• [WORK REQUIRED]
Each line should be copied exactly.

++++

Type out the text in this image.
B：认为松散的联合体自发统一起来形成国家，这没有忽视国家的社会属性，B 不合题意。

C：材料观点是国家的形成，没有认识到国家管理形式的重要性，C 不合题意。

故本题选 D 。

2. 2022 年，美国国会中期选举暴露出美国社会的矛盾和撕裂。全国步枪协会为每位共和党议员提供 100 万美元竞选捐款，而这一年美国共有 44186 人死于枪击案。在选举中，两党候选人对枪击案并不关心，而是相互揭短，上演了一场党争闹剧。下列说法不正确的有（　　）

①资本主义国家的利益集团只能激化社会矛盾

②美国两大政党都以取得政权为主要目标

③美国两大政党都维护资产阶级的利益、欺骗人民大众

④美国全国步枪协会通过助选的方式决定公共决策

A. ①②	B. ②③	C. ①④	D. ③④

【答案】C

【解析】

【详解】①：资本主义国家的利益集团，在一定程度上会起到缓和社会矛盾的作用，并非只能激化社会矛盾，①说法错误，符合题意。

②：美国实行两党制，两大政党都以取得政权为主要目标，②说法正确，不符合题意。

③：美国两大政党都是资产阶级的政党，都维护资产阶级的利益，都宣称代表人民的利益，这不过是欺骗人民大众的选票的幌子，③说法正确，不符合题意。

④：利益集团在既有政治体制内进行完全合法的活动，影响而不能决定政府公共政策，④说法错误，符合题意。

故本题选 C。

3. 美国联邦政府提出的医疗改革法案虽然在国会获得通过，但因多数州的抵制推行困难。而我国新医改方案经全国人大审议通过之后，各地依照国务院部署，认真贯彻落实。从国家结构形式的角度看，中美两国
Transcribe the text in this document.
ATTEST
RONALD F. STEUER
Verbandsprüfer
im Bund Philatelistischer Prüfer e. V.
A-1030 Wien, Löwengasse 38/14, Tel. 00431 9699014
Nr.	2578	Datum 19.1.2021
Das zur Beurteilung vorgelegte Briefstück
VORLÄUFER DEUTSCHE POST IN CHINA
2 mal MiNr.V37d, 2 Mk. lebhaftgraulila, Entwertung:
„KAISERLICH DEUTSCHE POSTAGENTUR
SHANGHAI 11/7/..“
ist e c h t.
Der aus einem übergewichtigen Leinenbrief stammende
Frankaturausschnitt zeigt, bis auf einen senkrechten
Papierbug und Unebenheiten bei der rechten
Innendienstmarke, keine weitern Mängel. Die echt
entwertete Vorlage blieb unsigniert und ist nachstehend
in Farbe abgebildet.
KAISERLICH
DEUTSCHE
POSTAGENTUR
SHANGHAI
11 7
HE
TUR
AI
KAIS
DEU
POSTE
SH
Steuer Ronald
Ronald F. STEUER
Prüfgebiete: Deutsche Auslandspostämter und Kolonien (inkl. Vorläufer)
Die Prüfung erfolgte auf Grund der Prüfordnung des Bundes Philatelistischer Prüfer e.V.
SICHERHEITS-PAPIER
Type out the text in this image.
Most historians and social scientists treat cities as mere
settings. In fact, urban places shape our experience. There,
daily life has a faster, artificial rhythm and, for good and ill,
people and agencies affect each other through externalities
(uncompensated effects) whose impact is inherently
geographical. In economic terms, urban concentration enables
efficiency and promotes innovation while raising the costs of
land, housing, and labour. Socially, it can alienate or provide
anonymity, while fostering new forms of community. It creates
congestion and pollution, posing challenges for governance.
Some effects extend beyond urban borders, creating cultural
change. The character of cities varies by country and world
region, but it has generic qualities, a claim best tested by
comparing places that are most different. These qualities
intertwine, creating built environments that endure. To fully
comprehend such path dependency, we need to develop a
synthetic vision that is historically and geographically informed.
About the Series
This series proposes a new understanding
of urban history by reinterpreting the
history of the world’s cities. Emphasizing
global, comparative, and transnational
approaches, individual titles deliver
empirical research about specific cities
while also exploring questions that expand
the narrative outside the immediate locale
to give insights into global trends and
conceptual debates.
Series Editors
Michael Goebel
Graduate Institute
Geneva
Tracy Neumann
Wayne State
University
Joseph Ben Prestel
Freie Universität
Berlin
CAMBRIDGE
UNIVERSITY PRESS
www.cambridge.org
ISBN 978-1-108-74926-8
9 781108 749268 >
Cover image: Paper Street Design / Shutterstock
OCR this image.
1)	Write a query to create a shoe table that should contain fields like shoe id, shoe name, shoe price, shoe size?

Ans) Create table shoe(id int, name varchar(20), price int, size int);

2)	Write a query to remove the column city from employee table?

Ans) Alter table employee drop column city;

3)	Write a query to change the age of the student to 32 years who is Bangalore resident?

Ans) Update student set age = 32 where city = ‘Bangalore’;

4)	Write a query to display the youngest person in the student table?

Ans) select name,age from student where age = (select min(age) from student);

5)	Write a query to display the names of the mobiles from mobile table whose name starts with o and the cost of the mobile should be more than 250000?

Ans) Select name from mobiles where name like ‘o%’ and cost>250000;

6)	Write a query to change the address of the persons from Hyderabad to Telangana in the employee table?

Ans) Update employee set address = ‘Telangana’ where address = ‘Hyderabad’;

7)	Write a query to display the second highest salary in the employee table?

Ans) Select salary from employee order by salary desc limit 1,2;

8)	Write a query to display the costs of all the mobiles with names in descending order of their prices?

++++

• [ANSWER FOR THIS EXERCISE]
Type out the text in this image.
B：认为松散的联合体自发统一起来形成国家，这没有忽视国家的社会属性，B 不合题意。

C：材料观点是国家的形成，没有认识到国家管理形式的重要性，C 不合题意。

故本题选 D 。

2. 2022 年，美国国会中期选举暴露出美国社会的矛盾和撕裂。全国步枪协会为每位共和党议员提供 100 万美元竞选捐款，而这一年美国共有 44186 人死于枪击案。在选举中，两党候选人对枪击案并不关心，而是相互揭短，上演了一场党争闹剧。下列说法不正确的有（　　）

①资本主义国家的利益集团只能激化社会矛盾

②美国两大政党都以取得政权为主要目标

③美国两大政党都维护资产阶级的利益、欺骗人民大众

④美国全国步枪协会通过助选的方式决定公共决策

A. ①②	B. ②③	C. ①④	D. ③④

【答案】C

【解析】

【详解】①：资本主义国家的利益集团，在一定程度上会起到缓和社会矛盾的作用，并非只能激化社会矛盾，①说法错误，符合题意。

②：美国实行两党制，两大政党都以取得政权为主要目标，②说法正确，不符合题意。

③：美国两大政党都是资产阶级的政党，都维护资产阶级的利益，都宣称代表人民的利益，这不过是欺骗人民大众的选票的幌子，③说法正确，不符合题意。

④：利益集团在既有政治体制内进行完全合法的活动，影响而不能决定政府公共政策，④说法错误，符合题意。

故本题选 C。

3. 美国联邦政府提出的医疗改革法案虽然在国会获得通过，但因多数州的抵制推行困难。而我国新医改方案经全国人大审议通过之后，各地依照国务院部署，认真贯彻落实。从国家结构形式的角度看，中美两国
Transcribe the text in this document.
ATTEST
RONALD F. STEUER
Verbandsprüfer
im Bund Philatelistischer Prüfer e. V.
A-1030 Wien, Löwengasse 38/14, Tel. 00431 9699014
Nr.	2578	Datum 19.1.2021
Das zur Beurteilung vorgelegte Briefstück
VORLÄUFER DEUTSCHE POST IN CHINA
2 mal MiNr.V37d, 2 Mk. lebhaftgraulila, Entwertung:
„KAISERLICH DEUTSCHE POSTAGENTUR
SHANGHAI 11/7/..“
ist e c h t.
Der aus einem übergewichtigen Leinenbrief stammende
Frankaturausschnitt zeigt, bis auf einen senkrechten
Papierbug und Unebenheiten bei der rechten
Innendienstmarke, keine weitern Mängel. Die echt
entwertete Vorlage blieb unsigniert und ist nachstehend
in Farbe abgebildet.
KAISERLICH
DEUTSCHE
POSTAGENTUR
SHANGHAI
11 7
HE
TUR
AI
KAIS
DEU
POSTE
SH
Steuer Ronald
Ronald F. STEUER
Prüfgebiete: Deutsche Auslandspostämter und Kolonien (inkl. Vorläufer)
Die Prüfung erfolgte auf Grund der Prüfordnung des Bundes Philatelistischer Prüfer e.V.
SICHERHEITS-PAPIER
Type out the text in this image.
Most historians and social scientists treat cities as mere
settings. In fact, urban places shape our experience. There,
daily life has a faster, artificial rhythm and, for good and ill,
people and agencies affect each other through externalities
(uncompensated effects) whose impact is inherently
geographical. In economic terms, urban concentration enables
efficiency and promotes innovation while raising the costs of
land, housing, and labour. Socially, it can alienate or provide
anonymity, while fostering new forms of community. It creates
congestion and pollution, posing challenges for governance.
Some effects extend beyond urban borders, creating cultural
change. The character of cities varies by country and world
region, but it has generic qualities, a claim best tested by
comparing places that are most different. These qualities
intertwine, creating built environments that endure. To fully
comprehend such path dependency, we need to develop a
synthetic vision that is historically and geographically informed.
About the Series
This series proposes a new understanding
of urban history by reinterpreting the
history of the world’s cities. Emphasizing
global, comparative, and transnational
approaches, individual titles deliver
empirical research about specific cities
while also exploring questions that expand
the narrative outside the immediate locale
to give insights into global trends and
conceptual debates.
Series Editors
Michael Goebel
Graduate Institute
Geneva
Tracy Neumann
Wayne State
University
Joseph Ben Prestel
Freie Universität
Berlin
CAMBRIDGE
UNIVERSITY PRESS
www.cambridge.org
ISBN 978-1-108-74926-8
9 781108 749268 >
Cover image: Paper Street Design / Shutterstock
OCR this image.
1)	Write a query to create a shoe table that should contain fields like shoe id, shoe name, shoe price, shoe size?

Ans) Create table shoe(id int, name varchar(20), price int, size int);

2)	Write a query to remove the column city from employee table?

Ans) Alter table employee drop column city;

3)	Write a query to change the age of the student to 32 years who is Bangalore resident?

Ans) Update student set age = 32 where city = ‘Bangalore’;

4)	Write a query to display the youngest person in the student table?

Ans) select name,age from student where age = (select min(age) from student);

5)	Write a query to display the names of the mobiles from mobile table whose name starts with o and the cost of the mobile should be more than 250000?

Ans) Select name from mobiles where name like ‘o%’ and cost>250000;

6)	Write a query to change the address of the persons from Hyderabad to Telangana in the employee table?

Ans) Update employee set address = ‘Telangana’ where address = ‘Hyderabad’;

7)	Write a query to display the second highest salary in the employee table?

Ans) Select salary from employee order by salary desc limit 1,2;

8)	Write a query to display the costs of all the mobiles with names in descending order of their prices?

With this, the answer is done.